- _Exercise directions_:
Note each line of the listing that contains the string "category", and copy it.

━━ Stored rows

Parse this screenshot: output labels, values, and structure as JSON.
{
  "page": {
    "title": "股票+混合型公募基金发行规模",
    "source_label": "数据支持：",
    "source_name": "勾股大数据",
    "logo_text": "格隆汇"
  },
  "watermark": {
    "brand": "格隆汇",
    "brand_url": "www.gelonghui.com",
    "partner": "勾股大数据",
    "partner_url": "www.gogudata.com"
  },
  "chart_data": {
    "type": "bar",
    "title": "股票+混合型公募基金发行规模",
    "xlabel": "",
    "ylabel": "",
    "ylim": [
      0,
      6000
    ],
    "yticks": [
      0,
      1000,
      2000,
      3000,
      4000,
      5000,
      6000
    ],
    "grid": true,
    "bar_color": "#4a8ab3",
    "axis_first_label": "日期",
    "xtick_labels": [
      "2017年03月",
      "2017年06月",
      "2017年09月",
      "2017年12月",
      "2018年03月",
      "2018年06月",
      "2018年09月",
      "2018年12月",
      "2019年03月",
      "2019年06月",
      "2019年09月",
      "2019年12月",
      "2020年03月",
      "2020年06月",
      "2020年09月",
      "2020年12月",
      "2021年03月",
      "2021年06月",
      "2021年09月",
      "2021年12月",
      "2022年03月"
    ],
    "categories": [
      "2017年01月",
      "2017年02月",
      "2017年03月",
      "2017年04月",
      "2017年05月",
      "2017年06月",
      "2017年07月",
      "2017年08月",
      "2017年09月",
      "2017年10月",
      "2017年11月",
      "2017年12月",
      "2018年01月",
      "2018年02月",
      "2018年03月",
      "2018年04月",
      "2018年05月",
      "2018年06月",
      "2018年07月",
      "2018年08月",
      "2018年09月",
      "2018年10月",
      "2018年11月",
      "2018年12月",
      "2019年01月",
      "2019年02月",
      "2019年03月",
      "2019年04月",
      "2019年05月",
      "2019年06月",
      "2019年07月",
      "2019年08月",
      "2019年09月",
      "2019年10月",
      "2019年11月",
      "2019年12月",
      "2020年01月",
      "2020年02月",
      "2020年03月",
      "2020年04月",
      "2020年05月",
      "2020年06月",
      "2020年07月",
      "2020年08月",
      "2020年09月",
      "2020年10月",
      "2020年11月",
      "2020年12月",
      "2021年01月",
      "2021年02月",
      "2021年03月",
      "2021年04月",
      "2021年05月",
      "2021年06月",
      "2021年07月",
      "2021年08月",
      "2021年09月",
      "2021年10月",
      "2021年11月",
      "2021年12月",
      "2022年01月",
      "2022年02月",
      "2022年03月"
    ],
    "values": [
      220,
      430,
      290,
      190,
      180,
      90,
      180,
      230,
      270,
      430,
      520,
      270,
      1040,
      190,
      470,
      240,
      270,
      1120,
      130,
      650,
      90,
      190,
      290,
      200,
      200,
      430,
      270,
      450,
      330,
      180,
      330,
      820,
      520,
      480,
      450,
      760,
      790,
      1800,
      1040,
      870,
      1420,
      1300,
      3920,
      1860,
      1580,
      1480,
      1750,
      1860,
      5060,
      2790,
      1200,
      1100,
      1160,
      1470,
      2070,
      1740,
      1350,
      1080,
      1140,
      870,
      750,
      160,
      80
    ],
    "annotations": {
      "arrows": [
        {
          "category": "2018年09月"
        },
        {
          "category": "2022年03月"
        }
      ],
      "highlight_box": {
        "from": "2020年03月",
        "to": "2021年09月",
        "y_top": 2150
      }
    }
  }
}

━━━━

- _Solution for this problem_:
          "category": "2018年09月"
          "category": "2022年03月"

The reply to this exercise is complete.